## [EXERCISE MATERIAL]
════════════════

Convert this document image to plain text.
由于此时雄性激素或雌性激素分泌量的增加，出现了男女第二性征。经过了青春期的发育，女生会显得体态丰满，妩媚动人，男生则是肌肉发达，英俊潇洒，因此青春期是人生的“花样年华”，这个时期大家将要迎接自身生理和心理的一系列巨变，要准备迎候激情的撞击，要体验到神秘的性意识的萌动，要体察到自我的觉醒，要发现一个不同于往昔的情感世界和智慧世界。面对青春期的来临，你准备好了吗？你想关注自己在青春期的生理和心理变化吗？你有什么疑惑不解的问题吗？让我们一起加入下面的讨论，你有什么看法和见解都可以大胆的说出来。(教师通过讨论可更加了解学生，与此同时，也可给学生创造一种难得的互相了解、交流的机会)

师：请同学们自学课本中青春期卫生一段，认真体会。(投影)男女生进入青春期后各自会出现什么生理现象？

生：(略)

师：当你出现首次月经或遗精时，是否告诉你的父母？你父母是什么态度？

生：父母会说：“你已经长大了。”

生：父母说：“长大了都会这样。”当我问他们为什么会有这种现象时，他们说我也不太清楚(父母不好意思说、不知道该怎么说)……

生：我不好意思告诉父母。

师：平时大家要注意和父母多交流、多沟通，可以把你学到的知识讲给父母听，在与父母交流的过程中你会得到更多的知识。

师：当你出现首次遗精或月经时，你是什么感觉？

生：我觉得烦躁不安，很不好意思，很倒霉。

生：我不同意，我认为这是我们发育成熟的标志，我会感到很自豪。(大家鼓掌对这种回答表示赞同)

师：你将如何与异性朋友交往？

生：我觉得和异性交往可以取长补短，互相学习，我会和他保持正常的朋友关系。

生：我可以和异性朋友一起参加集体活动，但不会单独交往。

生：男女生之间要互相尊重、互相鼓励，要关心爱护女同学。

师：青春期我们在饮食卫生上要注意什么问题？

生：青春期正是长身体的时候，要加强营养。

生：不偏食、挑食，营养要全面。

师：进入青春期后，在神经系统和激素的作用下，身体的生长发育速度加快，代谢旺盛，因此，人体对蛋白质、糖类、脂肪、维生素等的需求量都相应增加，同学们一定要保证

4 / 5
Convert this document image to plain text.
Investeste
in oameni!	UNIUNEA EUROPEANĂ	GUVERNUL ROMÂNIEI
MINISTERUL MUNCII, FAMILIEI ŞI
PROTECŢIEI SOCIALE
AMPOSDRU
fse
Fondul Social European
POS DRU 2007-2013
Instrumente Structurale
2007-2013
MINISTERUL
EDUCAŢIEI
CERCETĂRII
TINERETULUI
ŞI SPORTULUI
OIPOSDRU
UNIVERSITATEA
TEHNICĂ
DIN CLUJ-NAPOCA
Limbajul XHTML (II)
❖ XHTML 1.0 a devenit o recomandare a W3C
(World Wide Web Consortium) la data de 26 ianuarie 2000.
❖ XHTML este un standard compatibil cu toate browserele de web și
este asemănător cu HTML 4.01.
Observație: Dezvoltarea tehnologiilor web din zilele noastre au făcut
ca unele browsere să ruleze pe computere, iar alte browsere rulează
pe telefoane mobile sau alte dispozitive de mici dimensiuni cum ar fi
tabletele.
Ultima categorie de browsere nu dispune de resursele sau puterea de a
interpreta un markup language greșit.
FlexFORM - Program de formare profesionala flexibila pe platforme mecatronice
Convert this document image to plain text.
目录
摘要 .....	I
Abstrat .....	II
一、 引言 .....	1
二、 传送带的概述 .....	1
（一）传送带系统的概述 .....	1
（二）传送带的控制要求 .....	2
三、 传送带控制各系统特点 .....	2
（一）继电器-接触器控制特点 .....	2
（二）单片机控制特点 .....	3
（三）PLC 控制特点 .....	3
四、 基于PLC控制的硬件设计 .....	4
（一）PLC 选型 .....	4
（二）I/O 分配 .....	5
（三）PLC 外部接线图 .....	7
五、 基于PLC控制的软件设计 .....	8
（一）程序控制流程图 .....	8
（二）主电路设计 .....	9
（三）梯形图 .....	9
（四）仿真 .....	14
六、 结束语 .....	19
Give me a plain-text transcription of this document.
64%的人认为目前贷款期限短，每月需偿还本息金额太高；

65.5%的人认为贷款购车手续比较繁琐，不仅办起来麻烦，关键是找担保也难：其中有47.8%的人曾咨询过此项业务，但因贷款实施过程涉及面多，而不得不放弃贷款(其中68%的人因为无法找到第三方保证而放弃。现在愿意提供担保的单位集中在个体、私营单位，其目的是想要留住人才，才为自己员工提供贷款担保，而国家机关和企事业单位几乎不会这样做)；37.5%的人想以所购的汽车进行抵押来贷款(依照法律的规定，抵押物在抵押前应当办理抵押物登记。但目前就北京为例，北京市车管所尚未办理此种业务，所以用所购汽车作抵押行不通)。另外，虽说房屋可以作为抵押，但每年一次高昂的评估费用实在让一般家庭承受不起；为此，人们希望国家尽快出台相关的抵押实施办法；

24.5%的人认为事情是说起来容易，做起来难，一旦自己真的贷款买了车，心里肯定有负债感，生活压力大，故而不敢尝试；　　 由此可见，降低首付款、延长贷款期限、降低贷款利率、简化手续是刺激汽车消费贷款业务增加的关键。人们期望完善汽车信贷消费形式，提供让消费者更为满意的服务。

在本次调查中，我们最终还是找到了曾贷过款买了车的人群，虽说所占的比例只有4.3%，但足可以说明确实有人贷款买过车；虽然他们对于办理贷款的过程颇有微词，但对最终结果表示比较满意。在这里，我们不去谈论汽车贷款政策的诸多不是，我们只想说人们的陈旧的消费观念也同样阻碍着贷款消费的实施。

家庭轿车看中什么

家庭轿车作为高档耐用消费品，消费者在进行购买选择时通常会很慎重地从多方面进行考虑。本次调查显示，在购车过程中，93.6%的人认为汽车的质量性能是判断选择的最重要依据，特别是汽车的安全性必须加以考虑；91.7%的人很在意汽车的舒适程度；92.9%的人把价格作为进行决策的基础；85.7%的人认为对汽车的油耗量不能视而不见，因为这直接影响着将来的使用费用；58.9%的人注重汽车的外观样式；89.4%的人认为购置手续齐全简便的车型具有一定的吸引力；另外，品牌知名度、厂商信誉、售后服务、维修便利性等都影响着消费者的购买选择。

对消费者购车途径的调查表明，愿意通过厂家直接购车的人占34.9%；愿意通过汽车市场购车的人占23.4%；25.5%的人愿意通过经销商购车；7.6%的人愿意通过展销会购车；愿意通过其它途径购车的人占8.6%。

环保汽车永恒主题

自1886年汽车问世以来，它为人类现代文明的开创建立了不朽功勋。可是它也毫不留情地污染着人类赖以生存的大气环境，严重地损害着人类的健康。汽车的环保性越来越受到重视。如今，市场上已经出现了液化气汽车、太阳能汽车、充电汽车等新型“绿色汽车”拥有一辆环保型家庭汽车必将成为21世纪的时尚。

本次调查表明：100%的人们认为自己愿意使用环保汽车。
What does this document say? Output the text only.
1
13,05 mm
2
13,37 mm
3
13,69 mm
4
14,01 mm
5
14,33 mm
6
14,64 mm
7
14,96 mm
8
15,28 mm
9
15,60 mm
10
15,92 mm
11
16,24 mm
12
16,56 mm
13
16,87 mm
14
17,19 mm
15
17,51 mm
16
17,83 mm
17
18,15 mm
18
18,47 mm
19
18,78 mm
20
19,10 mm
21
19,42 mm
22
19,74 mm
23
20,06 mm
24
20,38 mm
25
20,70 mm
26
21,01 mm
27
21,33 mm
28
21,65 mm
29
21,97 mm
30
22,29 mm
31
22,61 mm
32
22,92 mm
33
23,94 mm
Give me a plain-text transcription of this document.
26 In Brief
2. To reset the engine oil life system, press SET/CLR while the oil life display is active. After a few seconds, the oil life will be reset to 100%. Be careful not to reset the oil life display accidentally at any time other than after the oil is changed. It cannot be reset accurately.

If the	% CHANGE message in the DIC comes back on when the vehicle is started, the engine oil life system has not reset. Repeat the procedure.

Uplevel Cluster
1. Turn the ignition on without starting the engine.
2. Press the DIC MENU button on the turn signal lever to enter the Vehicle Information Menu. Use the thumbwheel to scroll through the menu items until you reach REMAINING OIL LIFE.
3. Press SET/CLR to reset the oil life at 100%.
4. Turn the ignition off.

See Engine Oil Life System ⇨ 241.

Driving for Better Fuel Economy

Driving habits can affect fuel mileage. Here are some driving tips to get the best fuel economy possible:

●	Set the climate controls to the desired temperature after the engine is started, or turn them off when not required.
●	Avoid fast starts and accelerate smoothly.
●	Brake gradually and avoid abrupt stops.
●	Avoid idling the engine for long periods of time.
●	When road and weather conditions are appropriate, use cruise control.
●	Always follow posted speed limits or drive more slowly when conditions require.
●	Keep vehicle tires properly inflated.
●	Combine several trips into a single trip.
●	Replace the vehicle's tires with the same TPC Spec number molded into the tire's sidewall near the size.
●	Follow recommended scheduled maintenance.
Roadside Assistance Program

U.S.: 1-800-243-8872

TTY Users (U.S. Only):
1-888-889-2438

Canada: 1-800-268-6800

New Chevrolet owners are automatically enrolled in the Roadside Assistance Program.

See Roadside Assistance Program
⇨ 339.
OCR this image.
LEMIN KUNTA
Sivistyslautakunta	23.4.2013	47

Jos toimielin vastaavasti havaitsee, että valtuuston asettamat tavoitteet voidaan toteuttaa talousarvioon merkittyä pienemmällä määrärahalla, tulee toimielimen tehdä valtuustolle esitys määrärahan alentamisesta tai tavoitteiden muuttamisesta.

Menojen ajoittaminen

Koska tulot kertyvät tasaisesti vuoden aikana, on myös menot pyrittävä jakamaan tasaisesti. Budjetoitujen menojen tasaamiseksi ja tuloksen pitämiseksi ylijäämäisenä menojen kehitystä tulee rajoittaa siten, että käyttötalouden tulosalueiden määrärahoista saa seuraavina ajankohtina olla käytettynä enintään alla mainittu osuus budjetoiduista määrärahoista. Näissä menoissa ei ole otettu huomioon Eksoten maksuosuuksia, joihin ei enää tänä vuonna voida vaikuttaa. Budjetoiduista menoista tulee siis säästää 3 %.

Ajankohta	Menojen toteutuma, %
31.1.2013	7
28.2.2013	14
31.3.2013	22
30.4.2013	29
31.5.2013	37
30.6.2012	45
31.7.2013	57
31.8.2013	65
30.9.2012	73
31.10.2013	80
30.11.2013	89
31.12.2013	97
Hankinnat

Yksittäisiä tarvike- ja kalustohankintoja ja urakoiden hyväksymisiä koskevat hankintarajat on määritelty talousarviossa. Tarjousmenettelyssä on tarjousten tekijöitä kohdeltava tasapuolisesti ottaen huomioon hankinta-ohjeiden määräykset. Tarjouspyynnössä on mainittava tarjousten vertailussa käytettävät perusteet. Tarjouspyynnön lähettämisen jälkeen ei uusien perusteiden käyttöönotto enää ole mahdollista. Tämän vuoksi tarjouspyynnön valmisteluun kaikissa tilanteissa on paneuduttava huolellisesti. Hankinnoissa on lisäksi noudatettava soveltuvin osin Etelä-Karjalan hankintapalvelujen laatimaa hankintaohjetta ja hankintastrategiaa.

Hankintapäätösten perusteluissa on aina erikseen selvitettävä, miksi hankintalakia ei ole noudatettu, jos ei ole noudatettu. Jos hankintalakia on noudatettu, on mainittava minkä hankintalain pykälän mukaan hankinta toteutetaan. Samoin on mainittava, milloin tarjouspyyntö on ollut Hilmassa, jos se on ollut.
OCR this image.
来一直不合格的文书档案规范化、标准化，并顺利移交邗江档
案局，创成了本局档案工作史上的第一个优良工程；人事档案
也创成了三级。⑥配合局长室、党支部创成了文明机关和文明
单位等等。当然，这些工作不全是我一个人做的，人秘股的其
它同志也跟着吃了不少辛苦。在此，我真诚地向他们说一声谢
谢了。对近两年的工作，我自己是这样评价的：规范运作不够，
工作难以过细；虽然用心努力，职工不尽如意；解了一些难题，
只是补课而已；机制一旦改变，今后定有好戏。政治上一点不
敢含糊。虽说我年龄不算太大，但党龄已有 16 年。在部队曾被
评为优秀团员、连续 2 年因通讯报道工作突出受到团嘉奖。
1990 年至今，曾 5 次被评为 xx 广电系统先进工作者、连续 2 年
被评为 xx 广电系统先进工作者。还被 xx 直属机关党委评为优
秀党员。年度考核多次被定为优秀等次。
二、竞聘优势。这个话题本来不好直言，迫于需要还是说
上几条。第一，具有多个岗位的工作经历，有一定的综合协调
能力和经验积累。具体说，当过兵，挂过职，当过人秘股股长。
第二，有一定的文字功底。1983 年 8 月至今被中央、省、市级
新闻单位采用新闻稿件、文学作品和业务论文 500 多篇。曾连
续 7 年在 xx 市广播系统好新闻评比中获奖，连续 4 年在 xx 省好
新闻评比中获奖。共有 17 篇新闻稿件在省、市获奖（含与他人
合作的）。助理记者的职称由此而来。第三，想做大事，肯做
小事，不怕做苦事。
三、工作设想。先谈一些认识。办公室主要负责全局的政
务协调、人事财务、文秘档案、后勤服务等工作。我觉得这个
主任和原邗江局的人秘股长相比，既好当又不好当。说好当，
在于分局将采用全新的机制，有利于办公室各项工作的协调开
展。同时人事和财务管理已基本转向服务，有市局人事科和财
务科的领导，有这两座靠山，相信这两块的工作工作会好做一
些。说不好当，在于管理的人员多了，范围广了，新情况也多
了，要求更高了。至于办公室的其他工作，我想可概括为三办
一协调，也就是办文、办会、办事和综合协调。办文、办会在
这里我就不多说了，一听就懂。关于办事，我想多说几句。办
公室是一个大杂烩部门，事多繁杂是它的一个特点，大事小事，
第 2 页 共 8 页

════════════════

## [WORK TO DO]
Return all lines containing "conditions".

## [EXPECTED OUTPUT]
●	When road and weather conditions are appropriate, use cruise control.
●	Always follow posted speed limits or drive more slowly when conditions require.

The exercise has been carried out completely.